- [PROBLEM STATEMENT]: Retype each entry below, keeping every character the same.

- [MATERIAL FOR THIS EXERCISE]:

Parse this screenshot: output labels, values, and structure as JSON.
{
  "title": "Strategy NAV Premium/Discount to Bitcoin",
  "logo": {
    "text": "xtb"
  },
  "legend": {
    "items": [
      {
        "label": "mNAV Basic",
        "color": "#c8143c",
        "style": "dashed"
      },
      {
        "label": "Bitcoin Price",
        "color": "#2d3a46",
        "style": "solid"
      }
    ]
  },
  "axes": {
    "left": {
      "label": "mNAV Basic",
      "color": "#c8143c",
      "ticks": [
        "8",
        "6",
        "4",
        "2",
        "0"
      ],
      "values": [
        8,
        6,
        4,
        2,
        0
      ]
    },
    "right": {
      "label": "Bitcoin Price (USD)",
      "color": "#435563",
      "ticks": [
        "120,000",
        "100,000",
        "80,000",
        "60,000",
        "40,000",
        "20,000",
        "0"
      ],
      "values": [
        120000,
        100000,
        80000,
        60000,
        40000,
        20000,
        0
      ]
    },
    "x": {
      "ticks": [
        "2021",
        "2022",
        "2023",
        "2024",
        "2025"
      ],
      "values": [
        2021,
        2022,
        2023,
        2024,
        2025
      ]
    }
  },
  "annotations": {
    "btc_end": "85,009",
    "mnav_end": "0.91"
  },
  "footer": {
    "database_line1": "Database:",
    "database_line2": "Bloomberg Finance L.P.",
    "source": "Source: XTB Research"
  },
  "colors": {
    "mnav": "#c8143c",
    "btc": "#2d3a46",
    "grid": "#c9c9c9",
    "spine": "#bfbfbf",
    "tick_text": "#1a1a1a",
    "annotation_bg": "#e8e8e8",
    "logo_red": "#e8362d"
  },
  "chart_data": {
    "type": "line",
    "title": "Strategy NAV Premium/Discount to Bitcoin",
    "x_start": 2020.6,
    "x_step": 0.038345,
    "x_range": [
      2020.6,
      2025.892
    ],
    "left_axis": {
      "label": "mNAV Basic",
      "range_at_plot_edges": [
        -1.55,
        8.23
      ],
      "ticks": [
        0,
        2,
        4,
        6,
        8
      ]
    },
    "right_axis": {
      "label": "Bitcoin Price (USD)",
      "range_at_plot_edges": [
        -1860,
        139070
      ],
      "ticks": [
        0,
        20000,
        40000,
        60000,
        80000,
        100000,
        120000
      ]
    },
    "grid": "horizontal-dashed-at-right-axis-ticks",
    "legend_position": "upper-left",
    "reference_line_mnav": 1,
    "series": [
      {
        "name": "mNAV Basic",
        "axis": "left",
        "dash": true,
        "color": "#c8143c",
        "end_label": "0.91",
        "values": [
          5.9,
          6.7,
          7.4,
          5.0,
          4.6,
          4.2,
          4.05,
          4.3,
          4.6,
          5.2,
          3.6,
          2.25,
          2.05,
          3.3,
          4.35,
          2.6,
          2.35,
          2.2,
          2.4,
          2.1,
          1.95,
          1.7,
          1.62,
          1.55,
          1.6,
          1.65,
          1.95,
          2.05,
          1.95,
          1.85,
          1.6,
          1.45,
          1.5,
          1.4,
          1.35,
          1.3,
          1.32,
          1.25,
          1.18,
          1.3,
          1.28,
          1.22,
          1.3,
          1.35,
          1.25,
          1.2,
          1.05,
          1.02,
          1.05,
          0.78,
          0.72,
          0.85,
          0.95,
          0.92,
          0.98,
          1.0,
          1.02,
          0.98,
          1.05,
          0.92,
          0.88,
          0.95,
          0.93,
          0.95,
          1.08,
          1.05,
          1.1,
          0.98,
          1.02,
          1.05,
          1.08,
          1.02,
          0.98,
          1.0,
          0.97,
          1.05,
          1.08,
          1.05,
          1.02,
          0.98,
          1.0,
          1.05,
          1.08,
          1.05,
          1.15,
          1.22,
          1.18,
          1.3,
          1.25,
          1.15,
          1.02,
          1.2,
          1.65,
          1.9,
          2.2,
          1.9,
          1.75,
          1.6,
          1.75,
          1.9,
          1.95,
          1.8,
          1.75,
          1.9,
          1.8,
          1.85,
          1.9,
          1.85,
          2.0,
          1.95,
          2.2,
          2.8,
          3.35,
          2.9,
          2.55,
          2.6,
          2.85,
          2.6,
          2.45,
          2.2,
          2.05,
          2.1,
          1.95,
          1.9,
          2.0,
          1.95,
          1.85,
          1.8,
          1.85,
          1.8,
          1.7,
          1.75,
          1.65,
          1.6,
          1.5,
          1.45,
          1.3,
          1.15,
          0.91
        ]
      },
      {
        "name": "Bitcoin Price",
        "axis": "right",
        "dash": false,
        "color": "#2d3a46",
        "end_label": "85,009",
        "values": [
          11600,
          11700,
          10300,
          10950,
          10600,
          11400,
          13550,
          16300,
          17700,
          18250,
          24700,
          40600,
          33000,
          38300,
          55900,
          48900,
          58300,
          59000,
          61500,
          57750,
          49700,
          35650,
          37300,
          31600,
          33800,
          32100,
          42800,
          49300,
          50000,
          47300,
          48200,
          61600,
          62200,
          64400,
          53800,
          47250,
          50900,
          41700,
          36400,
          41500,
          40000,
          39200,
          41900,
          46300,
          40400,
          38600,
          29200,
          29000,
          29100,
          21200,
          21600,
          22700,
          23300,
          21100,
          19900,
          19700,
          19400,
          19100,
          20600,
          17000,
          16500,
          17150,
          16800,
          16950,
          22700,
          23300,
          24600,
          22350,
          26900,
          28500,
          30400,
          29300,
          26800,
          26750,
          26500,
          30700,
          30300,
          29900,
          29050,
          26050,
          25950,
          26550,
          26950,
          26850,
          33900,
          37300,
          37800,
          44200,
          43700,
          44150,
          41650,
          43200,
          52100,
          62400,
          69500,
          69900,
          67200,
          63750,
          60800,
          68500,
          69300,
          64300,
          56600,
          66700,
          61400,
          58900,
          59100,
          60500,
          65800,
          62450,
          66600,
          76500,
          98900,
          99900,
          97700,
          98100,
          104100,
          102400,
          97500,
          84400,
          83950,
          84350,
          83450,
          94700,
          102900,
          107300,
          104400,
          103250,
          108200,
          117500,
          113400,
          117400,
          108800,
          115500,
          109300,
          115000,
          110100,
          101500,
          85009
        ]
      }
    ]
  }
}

- [ANSWER TO THE EXERCISE]:
Parse this screenshot: output labels, values, and structure as JSON.
{
  "title": "Strategy NAV Premium/Discount to Bitcoin",
  "logo": {
    "text": "xtb"
  },
  "legend": {
    "items": [
      {
        "label": "mNAV Basic",
        "color": "#c8143c",
        "style": "dashed"
      },
      {
        "label": "Bitcoin Price",
        "color": "#2d3a46",
        "style": "solid"
      }
    ]
  },
  "axes": {
    "left": {
      "label": "mNAV Basic",
      "color": "#c8143c",
      "ticks": [
        "8",
        "6",
        "4",
        "2",
        "0"
      ],
      "values": [
        8,
        6,
        4,
        2,
        0
      ]
    },
    "right": {
      "label": "Bitcoin Price (USD)",
      "color": "#435563",
      "ticks": [
        "120,000",
        "100,000",
        "80,000",
        "60,000",
        "40,000",
        "20,000",
        "0"
      ],
      "values": [
        120000,
        100000,
        80000,
        60000,
        40000,
        20000,
        0
      ]
    },
    "x": {
      "ticks": [
        "2021",
        "2022",
        "2023",
        "2024",
        "2025"
      ],
      "values": [
        2021,
        2022,
        2023,
        2024,
        2025
      ]
    }
  },
  "annotations": {
    "btc_end": "85,009",
    "mnav_end": "0.91"
  },
  "footer": {
    "database_line1": "Database:",
    "database_line2": "Bloomberg Finance L.P.",
    "source": "Source: XTB Research"
  },
  "colors": {
    "mnav": "#c8143c",
    "btc": "#2d3a46",
    "grid": "#c9c9c9",
    "spine": "#bfbfbf",
    "tick_text": "#1a1a1a",
    "annotation_bg": "#e8e8e8",
    "logo_red": "#e8362d"
  },
  "chart_data": {
    "type": "line",
    "title": "Strategy NAV Premium/Discount to Bitcoin",
    "x_start": 2020.6,
    "x_step": 0.038345,
    "x_range": [
      2020.6,
      2025.892
    ],
    "left_axis": {
      "label": "mNAV Basic",
      "range_at_plot_edges": [
        -1.55,
        8.23
      ],
      "ticks": [
        0,
        2,
        4,
        6,
        8
      ]
    },
    "right_axis": {
      "label": "Bitcoin Price (USD)",
      "range_at_plot_edges": [
        -1860,
        139070
      ],
      "ticks": [
        0,
        20000,
        40000,
        60000,
        80000,
        100000,
        120000
      ]
    },
    "grid": "horizontal-dashed-at-right-axis-ticks",
    "legend_position": "upper-left",
    "reference_line_mnav": 1,
    "series": [
      {
        "name": "mNAV Basic",
        "axis": "left",
        "dash": true,
        "color": "#c8143c",
        "end_label": "0.91",
        "values": [
          5.9,
          6.7,
          7.4,
          5.0,
          4.6,
          4.2,
          4.05,
          4.3,
          4.6,
          5.2,
          3.6,
          2.25,
          2.05,
          3.3,
          4.35,
          2.6,
          2.35,
          2.2,
          2.4,
          2.1,
          1.95,
          1.7,
          1.62,
          1.55,
          1.6,
          1.65,
          1.95,
          2.05,
          1.95,
          1.85,
          1.6,
          1.45,
          1.5,
          1.4,
          1.35,
          1.3,
          1.32,
          1.25,
          1.18,
          1.3,
          1.28,
          1.22,
          1.3,
          1.35,
          1.25,
          1.2,
          1.05,
          1.02,
          1.05,
          0.78,
          0.72,
          0.85,
          0.95,
          0.92,
          0.98,
          1.0,
          1.02,
          0.98,
          1.05,
          0.92,
          0.88,
          0.95,
          0.93,
          0.95,
          1.08,
          1.05,
          1.1,
          0.98,
          1.02,
          1.05,
          1.08,
          1.02,
          0.98,
          1.0,
          0.97,
          1.05,
          1.08,
          1.05,
          1.02,
          0.98,
          1.0,
          1.05,
          1.08,
          1.05,
          1.15,
          1.22,
          1.18,
          1.3,
          1.25,
          1.15,
          1.02,
          1.2,
          1.65,
          1.9,
          2.2,
          1.9,
          1.75,
          1.6,
          1.75,
          1.9,
          1.95,
          1.8,
          1.75,
          1.9,
          1.8,
          1.85,
          1.9,
          1.85,
          2.0,
          1.95,
          2.2,
          2.8,
          3.35,
          2.9,
          2.55,
          2.6,
          2.85,
          2.6,
          2.45,
          2.2,
          2.05,
          2.1,
          1.95,
          1.9,
          2.0,
          1.95,
          1.85,
          1.8,
          1.85,
          1.8,
          1.7,
          1.75,
          1.65,
          1.6,
          1.5,
          1.45,
          1.3,
          1.15,
          0.91
        ]
      },
      {
        "name": "Bitcoin Price",
        "axis": "right",
        "dash": false,
        "color": "#2d3a46",
        "end_label": "85,009",
        "values": [
          11600,
          11700,
          10300,
          10950,
          10600,
          11400,
          13550,
          16300,
          17700,
          18250,
          24700,
          40600,
          33000,
          38300,
          55900,
          48900,
          58300,
          59000,
          61500,
          57750,
          49700,
          35650,
          37300,
          31600,
          33800,
          32100,
          42800,
          49300,
          50000,
          47300,
          48200,
          61600,
          62200,
          64400,
          53800,
          47250,
          50900,
          41700,
          36400,
          41500,
          40000,
          39200,
          41900,
          46300,
          40400,
          38600,
          29200,
          29000,
          29100,
          21200,
          21600,
          22700,
          23300,
          21100,
          19900,
          19700,
          19400,
          19100,
          20600,
          17000,
          16500,
          17150,
          16800,
          16950,
          22700,
          23300,
          24600,
          22350,
          26900,
          28500,
          30400,
          29300,
          26800,
          26750,
          26500,
          30700,
          30300,
          29900,
          29050,
          26050,
          25950,
          26550,
          26950,
          26850,
          33900,
          37300,
          37800,
          44200,
          43700,
          44150,
          41650,
          43200,
          52100,
          62400,
          69500,
          69900,
          67200,
          63750,
          60800,
          68500,
          69300,
          64300,
          56600,
          66700,
          61400,
          58900,
          59100,
          60500,
          65800,
          62450,
          66600,
          76500,
          98900,
          99900,
          97700,
          98100,
          104100,
          102400,
          97500,
          84400,
          83950,
          84350,
          83450,
          94700,
          102900,
          107300,
          104400,
          103250,
          108200,
          117500,
          113400,
          117400,
          108800,
          115500,
          109300,
          115000,
          110100,
          101500,
          85009
        ]
      }
    ]
  }
}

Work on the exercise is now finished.